***** Extrait cité

Portail 4 du port de Trieste, soirée du 15 octobre 2021 : la « fraja ».

À un moment de la soirée, les haut-parleurs du système diffusent pendant une bonne heure de la musique que je connais bien, pratiquement un amarcord des années 90 avec des trucs comme Sud Sound System, Asian Dub Foundation, Rage Against the Machine... Et nombreux sont ceux qui reprennent en chœur le gimmick ironique du DJ et de son MC lorsque les notes de ’O documento’ des 99 Posse retentissent, et qu’un couplet de la chanson est modifié comme suit :

« Passaporto patente e greenpass

Nu bello documento prima o poi tu me l’ha da’
Nu bello documento pe’ t’identifica’
Nu bello documento ja me n’aggia a i’ a cucca’ »  [5]

Cela m’intrigue. Je me dirige vers les haut-parleurs, presque sûr de trouver un subversif de la ’gauche radicale’ de la Coordination, peut-être un de ceux qui, lorsque cette chanson est sortie, n’étaient pas encore à l’école primaire, ou n’étaient même pas nés.

Je suis déjà sur le point de me moquer du DJ : ’Pourquoi jouez-vous cette musique ? Mais au lieu de cela, je me retrouve face à deux Portugais d’une quarantaine d’années qui rient et s’amusent à faire danser tous ces gens. Et sur leurs visages, je peux peut-être apercevoir certains des enfants qui, à treize ou quatorze ans, fréquentaient les espaces sociaux que nous occupions, les fêtes que nous organisions, en jouant la même musique qu’ils jouent maintenant ici, au portail.

Et c’est à ce moment que je pense aux jeunes de treize et quatorze ans de cette époque, à tout ce que la pandémie, ou sa gestion, leur a imposé et refusé, et je ressens un vertige et un fort sentiment de culpabilité, comme si j’avais moi aussi contribué à décider ces restrictions de leur socialité. Comme si j’avais été moi aussi de ceux qui les montraient du doigt et stigmatisaient toute désobéissance.

Et puis je pense aux miens, à ceux qui sont ici au portail et ceux qui ne le sont pas. Parce qu’ils ne pouvaient pas venir, parce qu’ils n’avaient pas envie de se retrouver dans une situation politiquement ambiguë, ou même parce qu’au fond, parfois même en surface, ils sont vraiment convaincus qu’il n’y a pas d’alternative, et depuis vingt mois, ils changent d’avis même plusieurs fois dans la même journée, en suivant le flux schizoïde d’informations, de chiffres et de discussions sur les réseaux sociaux, pour conclure, une fois de plus, qu’il n’y a pas d’alternative, et ils vous disent ça avec des phrases du genre ’Moi aussi je suis contre le pass, mais...’.

**********
***** Documents fournis

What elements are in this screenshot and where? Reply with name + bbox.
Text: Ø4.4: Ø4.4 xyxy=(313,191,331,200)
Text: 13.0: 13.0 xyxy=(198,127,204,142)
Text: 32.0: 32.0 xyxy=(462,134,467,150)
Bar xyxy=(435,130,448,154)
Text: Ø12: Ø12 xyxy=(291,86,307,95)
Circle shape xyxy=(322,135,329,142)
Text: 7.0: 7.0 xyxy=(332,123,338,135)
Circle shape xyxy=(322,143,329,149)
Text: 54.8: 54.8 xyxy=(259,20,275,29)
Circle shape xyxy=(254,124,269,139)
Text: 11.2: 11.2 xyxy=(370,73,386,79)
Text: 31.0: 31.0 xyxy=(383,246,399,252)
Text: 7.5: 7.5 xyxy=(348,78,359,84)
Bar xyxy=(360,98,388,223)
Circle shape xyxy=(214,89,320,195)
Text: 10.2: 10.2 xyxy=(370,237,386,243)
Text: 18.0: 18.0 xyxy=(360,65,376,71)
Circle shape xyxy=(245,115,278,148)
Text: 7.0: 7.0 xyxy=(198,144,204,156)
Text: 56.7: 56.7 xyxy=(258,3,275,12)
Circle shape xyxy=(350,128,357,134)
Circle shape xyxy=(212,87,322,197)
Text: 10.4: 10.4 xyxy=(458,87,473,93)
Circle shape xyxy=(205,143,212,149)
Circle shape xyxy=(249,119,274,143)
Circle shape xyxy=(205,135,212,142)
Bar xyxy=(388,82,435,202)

**********

Travail à faire:
A. Traduisez en anglais, s'il vous plaît, cette phrase du récit de la soirée au port de Trieste : « Et puis je pense aux miens, à ceux qui sont ici au portail et ceux qui ne le sont pas. »
B. Poursuivez le récit de la soirée au port de Trieste à la suite de sa dernière phrase.

Résultats par tâche:
A. And then I think of my own, of those who are here at the gate and those who are not.

B.
Je pars vers deux heures du matin, en regardant avec inquiétude les véhicules blindés qui se trouvent à l’entrée du portail. Mais je ne vois rien qui puisse m’alarmer. Peut-être qu’ils ne partiront pas ce soir, je pense.

[1 de 2 ou peut-être 3 / Suite].

[1Andrea Olivieri, auteur du livre Una cosa oscura, senza pregio. Antifascisti tra la via Flavia e il West (Alegre, 2019) collabore depuis quelque temps avec la Fondation Wu Ming et en particulier avec le groupe de travail sur le révisionnisme historiographique sur le web et les fausses nouvelles sur des thèmes historiques Nicoletta Bourbaki. Certains de ses membres ont également collaboré à ce rapport.

[3Ici, l’auteur fait un jeu de mot à partir du nom de l’actuel président du Conseil, Mario Draghi (draghi signifiant dragons, en italien).

[4Le Jour du souvenir a été instauré en 2004. Il se trouve que la date du 10 février est celle du traité de paix signé à Paris entre les Alliés et les pays de l’Axe, en 1947 : l’Italie dut céder l’Istrie à la Yougoslavie, mais aussi abandonner ses colonies (Lybie, Ethiopie, Somalie, Albanie). Le choix de cette date est donc clairement soutenu par un discours revanchard, porté par la droite et l’extrême-droite.

[5’Passeport, permis de conduire et greenpass / Un beau document que tu me donneras tôt ou tard / Un beau document pour t’identifier / Un beau document pour vous identifier, / mais je vais plutôt me coucher’. 99 Posse est un groupe de raggamuffin’ napolitain, né au milieu des années 1990 et connu pour ses positions proches de l’Autonomie.